→ Task to complete
Leave out the pictures and retype all the entries below exactly.

Listed entries section start

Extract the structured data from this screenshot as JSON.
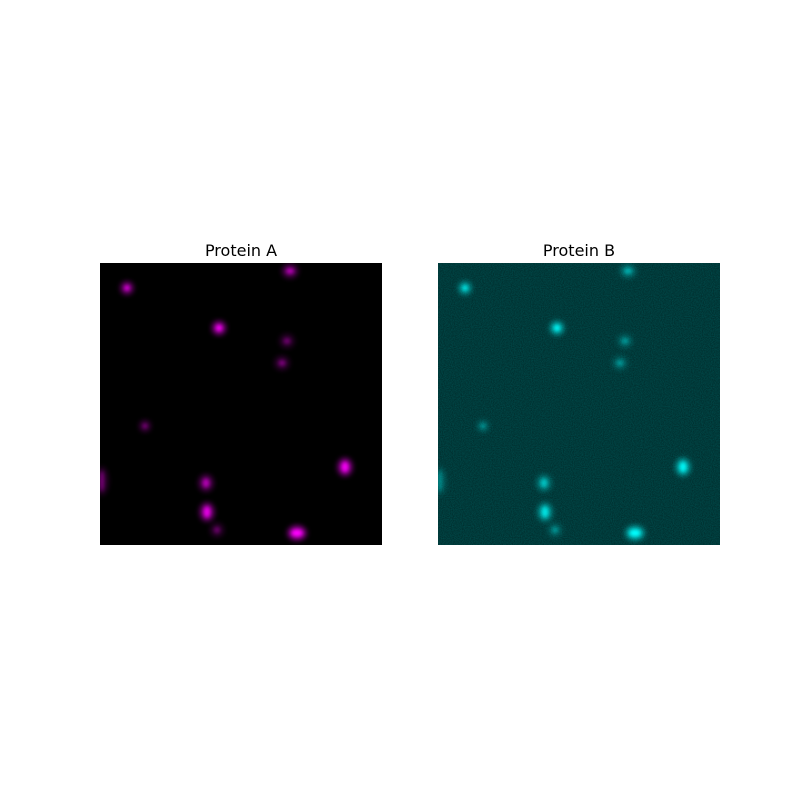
{
  "panels": [
    {
      "title": "Protein A",
      "channel_color": "#ff00ff",
      "background_color": "#000000"
    },
    {
      "title": "Protein B",
      "channel_color": "#00ffff",
      "background_color": "#002626"
    }
  ]
}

Listed entries section end

→ Finished exercise
Extract the structured data from this screenshot as JSON.
{
  "panels": [
    {
      "title": "Protein A",
      "channel_color": "#ff00ff",
      "background_color": "#000000"
    },
    {
      "title": "Protein B",
      "channel_color": "#00ffff",
      "background_color": "#002626"
    }
  ]
}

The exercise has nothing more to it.